Your goal: Count the lines in the entries below that contain the string "state", and give only that number.

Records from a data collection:
# # #

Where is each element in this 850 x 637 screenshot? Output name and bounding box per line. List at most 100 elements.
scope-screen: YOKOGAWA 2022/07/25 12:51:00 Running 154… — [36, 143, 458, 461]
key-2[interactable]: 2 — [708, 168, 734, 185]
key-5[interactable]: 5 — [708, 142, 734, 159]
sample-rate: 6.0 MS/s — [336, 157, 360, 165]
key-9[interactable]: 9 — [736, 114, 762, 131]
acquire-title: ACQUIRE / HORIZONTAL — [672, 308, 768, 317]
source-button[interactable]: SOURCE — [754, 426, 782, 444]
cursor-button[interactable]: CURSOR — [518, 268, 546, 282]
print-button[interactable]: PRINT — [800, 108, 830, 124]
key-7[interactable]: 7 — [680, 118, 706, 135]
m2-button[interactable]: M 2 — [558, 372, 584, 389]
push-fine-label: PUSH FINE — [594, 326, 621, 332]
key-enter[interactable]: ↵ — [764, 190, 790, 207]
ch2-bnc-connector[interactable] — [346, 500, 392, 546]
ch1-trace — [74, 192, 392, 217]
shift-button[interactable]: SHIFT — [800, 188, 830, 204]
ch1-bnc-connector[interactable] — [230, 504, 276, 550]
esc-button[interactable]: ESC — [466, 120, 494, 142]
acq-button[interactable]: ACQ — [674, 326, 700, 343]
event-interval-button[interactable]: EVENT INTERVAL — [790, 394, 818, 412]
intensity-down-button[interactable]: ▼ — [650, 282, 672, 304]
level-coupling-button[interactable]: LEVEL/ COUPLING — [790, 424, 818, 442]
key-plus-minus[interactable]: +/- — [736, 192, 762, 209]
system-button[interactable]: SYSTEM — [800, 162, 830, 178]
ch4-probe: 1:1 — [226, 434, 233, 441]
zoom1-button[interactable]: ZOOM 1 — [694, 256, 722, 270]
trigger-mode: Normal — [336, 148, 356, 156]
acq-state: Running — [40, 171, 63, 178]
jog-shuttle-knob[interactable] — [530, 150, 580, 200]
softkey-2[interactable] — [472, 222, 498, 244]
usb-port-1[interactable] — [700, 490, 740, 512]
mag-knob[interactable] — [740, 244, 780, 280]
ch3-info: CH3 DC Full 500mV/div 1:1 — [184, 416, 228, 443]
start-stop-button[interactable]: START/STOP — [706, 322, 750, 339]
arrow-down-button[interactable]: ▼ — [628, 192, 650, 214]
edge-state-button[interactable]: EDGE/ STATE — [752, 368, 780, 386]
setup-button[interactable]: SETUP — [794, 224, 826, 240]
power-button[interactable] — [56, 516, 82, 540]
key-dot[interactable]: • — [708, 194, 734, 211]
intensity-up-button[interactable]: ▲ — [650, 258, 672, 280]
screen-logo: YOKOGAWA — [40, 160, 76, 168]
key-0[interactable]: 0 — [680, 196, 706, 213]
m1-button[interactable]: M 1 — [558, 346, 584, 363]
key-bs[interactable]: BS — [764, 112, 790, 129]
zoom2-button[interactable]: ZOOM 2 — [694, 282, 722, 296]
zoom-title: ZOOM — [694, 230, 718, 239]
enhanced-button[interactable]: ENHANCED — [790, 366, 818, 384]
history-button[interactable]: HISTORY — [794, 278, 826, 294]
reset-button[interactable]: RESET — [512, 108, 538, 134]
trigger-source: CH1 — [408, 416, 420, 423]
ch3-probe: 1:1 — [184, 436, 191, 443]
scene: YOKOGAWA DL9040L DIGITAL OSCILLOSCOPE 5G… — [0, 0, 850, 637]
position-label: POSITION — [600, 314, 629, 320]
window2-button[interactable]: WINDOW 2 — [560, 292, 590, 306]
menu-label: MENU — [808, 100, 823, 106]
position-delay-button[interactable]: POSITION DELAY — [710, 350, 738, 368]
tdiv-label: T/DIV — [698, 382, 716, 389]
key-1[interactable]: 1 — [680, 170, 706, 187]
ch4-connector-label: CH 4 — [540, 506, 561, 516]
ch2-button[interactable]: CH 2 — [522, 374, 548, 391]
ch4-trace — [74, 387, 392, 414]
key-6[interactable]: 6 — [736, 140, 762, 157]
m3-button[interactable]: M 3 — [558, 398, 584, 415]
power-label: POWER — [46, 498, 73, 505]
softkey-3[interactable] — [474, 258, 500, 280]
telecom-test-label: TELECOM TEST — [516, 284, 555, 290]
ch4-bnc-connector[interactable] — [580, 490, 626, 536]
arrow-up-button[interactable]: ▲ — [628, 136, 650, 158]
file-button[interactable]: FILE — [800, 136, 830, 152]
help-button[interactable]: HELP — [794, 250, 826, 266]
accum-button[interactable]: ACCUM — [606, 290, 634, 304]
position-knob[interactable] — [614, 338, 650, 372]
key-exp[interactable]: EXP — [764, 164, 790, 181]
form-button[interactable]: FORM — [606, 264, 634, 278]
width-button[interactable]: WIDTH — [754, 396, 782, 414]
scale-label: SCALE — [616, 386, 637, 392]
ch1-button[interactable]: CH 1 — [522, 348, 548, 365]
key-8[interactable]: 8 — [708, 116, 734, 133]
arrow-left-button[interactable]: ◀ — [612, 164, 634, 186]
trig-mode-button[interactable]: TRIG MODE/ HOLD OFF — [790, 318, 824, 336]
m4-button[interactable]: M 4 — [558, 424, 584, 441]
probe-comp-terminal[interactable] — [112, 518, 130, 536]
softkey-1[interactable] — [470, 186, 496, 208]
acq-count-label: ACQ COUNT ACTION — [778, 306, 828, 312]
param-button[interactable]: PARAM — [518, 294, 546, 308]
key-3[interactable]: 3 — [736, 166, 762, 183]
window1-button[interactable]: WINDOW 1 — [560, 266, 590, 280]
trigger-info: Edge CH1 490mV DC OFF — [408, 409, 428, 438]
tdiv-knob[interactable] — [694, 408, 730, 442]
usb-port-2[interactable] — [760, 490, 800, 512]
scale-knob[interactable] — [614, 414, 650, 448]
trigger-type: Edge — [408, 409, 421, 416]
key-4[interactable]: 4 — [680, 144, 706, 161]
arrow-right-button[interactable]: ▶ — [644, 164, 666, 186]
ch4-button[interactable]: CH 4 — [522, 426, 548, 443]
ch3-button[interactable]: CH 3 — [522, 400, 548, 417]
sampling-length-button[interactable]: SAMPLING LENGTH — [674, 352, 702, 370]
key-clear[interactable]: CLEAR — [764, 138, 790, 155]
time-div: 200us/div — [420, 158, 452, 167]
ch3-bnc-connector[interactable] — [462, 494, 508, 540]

# # #

Right answer: 2